Written instruction — Give back the full listing verbatim, apart from its images.

Material for this exercise —

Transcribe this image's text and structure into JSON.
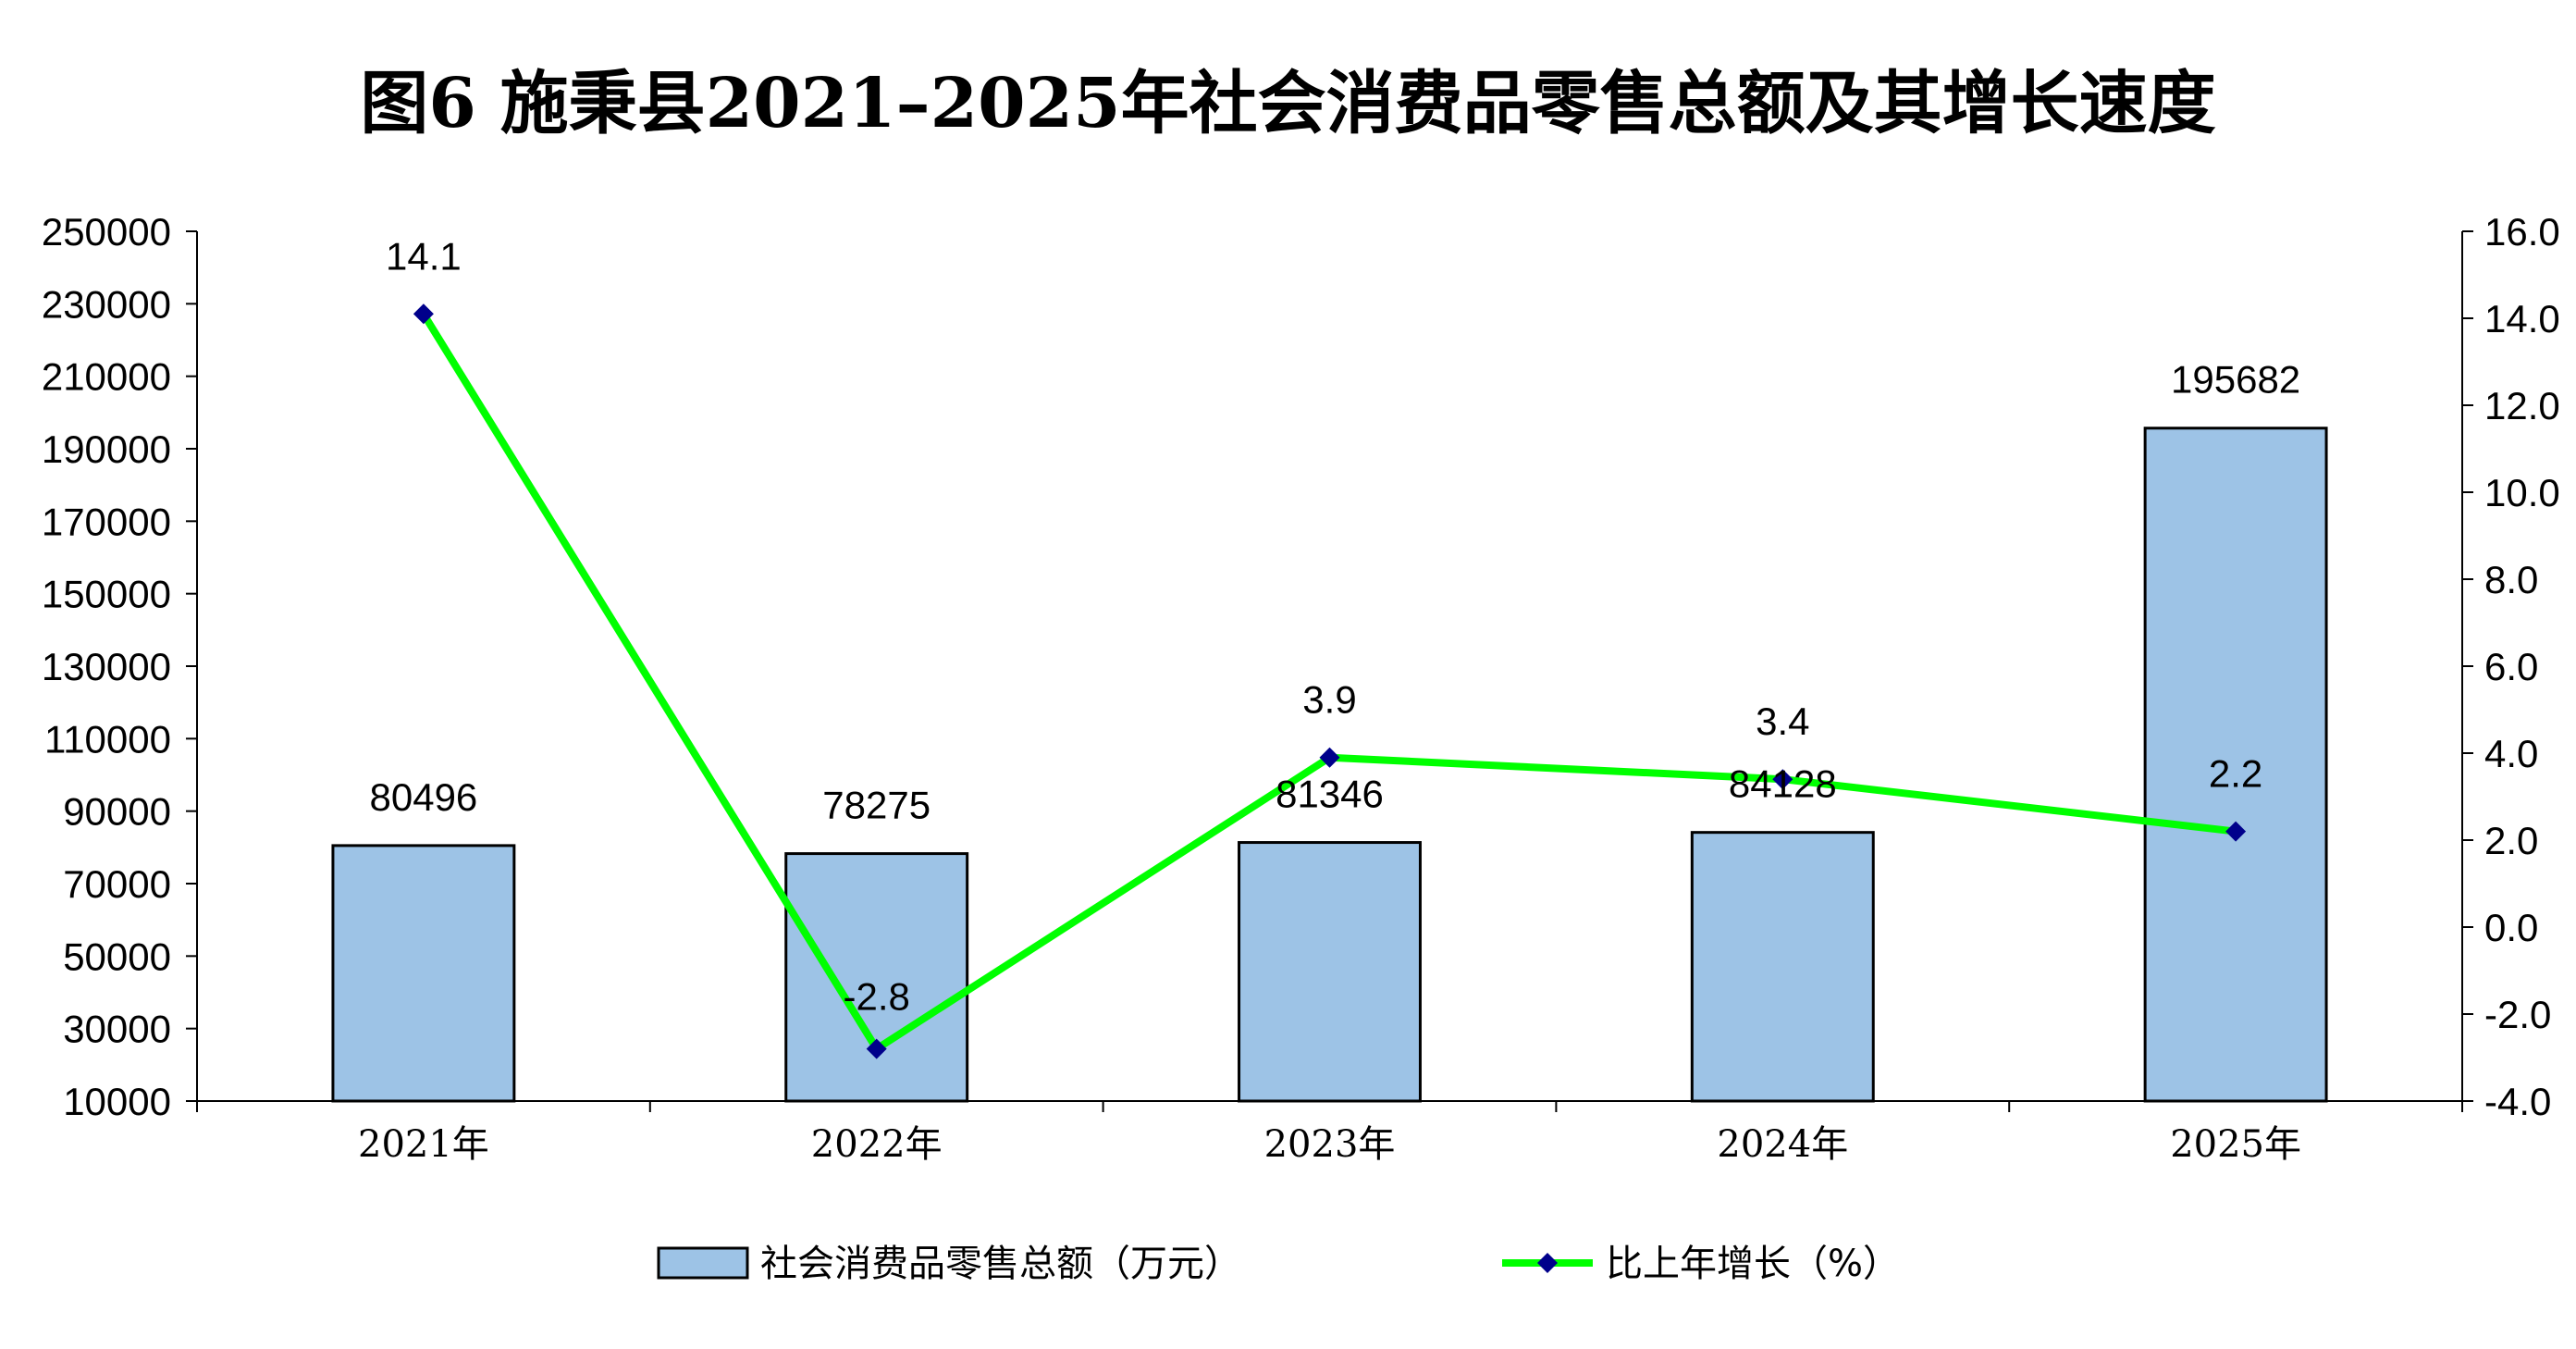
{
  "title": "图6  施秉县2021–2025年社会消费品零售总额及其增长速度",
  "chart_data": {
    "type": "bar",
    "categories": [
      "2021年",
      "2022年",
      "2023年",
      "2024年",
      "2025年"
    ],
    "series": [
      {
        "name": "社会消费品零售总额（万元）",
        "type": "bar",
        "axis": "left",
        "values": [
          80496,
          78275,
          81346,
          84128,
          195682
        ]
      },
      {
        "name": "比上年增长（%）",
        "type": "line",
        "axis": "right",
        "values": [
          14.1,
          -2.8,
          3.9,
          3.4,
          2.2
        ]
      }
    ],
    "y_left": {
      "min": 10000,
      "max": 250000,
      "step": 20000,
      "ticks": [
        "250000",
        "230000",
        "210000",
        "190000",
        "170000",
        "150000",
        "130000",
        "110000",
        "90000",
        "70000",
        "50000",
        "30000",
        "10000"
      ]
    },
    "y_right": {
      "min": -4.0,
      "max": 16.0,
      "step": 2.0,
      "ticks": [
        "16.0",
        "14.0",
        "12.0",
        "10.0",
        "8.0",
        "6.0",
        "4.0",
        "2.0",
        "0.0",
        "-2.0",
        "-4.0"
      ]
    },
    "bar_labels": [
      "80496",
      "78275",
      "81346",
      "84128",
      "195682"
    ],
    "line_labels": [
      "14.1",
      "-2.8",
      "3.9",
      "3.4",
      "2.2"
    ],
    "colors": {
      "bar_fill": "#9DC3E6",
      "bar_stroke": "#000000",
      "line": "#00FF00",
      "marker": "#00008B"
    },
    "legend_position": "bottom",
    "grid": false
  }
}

Response —
Transcribe this image's text and structure into JSON.
{
  "title": "图6  施秉县2021–2025年社会消费品零售总额及其增长速度",
  "chart_data": {
    "type": "bar",
    "categories": [
      "2021年",
      "2022年",
      "2023年",
      "2024年",
      "2025年"
    ],
    "series": [
      {
        "name": "社会消费品零售总额（万元）",
        "type": "bar",
        "axis": "left",
        "values": [
          80496,
          78275,
          81346,
          84128,
          195682
        ]
      },
      {
        "name": "比上年增长（%）",
        "type": "line",
        "axis": "right",
        "values": [
          14.1,
          -2.8,
          3.9,
          3.4,
          2.2
        ]
      }
    ],
    "y_left": {
      "min": 10000,
      "max": 250000,
      "step": 20000,
      "ticks": [
        "250000",
        "230000",
        "210000",
        "190000",
        "170000",
        "150000",
        "130000",
        "110000",
        "90000",
        "70000",
        "50000",
        "30000",
        "10000"
      ]
    },
    "y_right": {
      "min": -4.0,
      "max": 16.0,
      "step": 2.0,
      "ticks": [
        "16.0",
        "14.0",
        "12.0",
        "10.0",
        "8.0",
        "6.0",
        "4.0",
        "2.0",
        "0.0",
        "-2.0",
        "-4.0"
      ]
    },
    "bar_labels": [
      "80496",
      "78275",
      "81346",
      "84128",
      "195682"
    ],
    "line_labels": [
      "14.1",
      "-2.8",
      "3.9",
      "3.4",
      "2.2"
    ],
    "colors": {
      "bar_fill": "#9DC3E6",
      "bar_stroke": "#000000",
      "line": "#00FF00",
      "marker": "#00008B"
    },
    "legend_position": "bottom",
    "grid": false
  }
}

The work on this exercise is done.